THE PROBLEM >> Every line that includes the word "trigger" is to be listed.
_ _ _ _ _ _ _
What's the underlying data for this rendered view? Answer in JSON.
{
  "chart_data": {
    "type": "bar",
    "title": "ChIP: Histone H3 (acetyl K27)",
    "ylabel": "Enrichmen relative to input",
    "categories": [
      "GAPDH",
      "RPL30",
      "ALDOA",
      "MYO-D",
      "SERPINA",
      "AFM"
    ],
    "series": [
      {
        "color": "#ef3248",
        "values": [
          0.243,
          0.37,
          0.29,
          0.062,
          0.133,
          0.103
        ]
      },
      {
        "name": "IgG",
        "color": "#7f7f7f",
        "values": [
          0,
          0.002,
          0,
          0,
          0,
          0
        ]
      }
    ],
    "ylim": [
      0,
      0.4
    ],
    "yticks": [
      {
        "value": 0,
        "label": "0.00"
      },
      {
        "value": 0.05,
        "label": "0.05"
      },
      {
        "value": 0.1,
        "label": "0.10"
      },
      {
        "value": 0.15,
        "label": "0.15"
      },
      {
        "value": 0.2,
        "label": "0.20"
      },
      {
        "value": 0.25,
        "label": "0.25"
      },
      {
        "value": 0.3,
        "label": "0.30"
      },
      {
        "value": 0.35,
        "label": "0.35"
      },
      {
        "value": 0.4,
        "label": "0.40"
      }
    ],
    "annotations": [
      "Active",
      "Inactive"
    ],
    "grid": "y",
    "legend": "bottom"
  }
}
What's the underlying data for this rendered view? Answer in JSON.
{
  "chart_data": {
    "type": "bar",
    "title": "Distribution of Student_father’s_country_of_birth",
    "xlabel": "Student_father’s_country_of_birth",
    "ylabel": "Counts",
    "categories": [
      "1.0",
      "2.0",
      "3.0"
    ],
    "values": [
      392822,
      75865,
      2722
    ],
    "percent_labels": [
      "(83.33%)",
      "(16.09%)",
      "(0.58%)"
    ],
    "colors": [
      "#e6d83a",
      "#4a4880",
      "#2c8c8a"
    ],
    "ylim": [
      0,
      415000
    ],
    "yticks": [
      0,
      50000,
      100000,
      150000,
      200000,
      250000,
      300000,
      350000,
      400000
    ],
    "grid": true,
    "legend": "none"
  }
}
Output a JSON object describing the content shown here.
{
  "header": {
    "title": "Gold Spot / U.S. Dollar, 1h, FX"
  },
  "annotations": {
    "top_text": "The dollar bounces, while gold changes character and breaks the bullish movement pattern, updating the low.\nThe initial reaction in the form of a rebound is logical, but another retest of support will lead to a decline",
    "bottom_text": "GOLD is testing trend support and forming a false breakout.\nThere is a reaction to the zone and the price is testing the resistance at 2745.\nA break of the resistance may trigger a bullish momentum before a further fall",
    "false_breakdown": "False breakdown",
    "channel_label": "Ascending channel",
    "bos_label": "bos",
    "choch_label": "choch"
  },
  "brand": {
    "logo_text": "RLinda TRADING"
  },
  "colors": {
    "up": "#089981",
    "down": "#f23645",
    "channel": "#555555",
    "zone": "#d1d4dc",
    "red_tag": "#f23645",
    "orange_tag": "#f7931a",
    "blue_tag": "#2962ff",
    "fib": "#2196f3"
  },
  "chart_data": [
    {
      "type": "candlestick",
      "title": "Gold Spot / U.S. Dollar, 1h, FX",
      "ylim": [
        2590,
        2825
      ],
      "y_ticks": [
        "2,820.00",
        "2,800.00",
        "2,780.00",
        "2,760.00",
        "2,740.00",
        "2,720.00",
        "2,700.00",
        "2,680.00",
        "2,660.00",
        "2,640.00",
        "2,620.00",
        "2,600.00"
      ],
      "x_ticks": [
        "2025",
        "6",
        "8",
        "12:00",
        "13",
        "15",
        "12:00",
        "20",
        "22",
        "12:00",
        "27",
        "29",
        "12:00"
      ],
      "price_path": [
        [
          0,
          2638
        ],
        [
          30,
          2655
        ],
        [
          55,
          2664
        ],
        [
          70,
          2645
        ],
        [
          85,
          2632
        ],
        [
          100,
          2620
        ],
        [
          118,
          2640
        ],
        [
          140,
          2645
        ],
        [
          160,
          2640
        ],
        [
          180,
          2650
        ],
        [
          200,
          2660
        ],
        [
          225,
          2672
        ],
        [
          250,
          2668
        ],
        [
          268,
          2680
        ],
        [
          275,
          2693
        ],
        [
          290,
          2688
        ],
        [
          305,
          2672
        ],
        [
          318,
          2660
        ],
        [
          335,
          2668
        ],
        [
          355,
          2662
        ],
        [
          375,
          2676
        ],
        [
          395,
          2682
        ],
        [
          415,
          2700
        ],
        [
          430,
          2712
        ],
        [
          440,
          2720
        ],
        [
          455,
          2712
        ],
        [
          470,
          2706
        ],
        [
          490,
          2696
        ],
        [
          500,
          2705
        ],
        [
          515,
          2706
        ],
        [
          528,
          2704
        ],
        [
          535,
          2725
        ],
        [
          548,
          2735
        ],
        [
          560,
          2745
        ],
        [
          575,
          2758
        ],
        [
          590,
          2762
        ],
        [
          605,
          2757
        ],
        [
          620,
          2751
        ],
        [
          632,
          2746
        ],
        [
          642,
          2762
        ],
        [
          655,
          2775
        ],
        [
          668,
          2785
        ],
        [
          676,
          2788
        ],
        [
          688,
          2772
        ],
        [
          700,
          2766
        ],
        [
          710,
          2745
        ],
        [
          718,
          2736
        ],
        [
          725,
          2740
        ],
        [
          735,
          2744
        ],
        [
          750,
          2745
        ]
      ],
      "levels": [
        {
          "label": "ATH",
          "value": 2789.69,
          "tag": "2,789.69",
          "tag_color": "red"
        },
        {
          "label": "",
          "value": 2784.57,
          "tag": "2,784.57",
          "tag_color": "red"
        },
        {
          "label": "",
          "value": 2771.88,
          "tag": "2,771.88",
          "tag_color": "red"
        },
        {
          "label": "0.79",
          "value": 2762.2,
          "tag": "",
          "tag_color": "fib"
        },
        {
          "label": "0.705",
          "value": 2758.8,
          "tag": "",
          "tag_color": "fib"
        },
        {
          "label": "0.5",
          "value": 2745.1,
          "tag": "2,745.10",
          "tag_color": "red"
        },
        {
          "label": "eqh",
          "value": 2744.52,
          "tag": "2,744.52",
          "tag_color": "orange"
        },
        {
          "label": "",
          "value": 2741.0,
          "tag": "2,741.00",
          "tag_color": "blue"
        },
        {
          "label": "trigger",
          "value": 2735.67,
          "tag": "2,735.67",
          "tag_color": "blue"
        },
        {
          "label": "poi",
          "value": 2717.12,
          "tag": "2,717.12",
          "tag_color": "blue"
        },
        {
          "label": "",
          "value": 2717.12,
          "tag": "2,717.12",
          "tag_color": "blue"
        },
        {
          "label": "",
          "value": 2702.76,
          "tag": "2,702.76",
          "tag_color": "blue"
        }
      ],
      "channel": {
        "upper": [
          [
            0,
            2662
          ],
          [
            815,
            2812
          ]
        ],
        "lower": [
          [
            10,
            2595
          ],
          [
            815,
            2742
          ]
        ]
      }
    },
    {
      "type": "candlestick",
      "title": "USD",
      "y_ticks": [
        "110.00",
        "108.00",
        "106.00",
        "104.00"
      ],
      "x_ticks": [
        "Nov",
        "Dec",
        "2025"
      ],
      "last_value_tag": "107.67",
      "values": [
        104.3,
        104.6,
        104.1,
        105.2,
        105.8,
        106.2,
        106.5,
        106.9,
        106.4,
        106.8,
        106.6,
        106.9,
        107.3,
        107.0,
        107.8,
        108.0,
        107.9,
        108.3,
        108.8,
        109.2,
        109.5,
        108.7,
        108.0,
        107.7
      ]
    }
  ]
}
_ _ _ _ _ _ _
IN RESPONSE >>
    "bottom_text": "GOLD is testing trend support and forming a false breakout.\nThere is a reaction to the zone and the price is testing the resistance at 2745.\nA break of the resistance may trigger a bullish momentum before a further fall",
          "label": "trigger",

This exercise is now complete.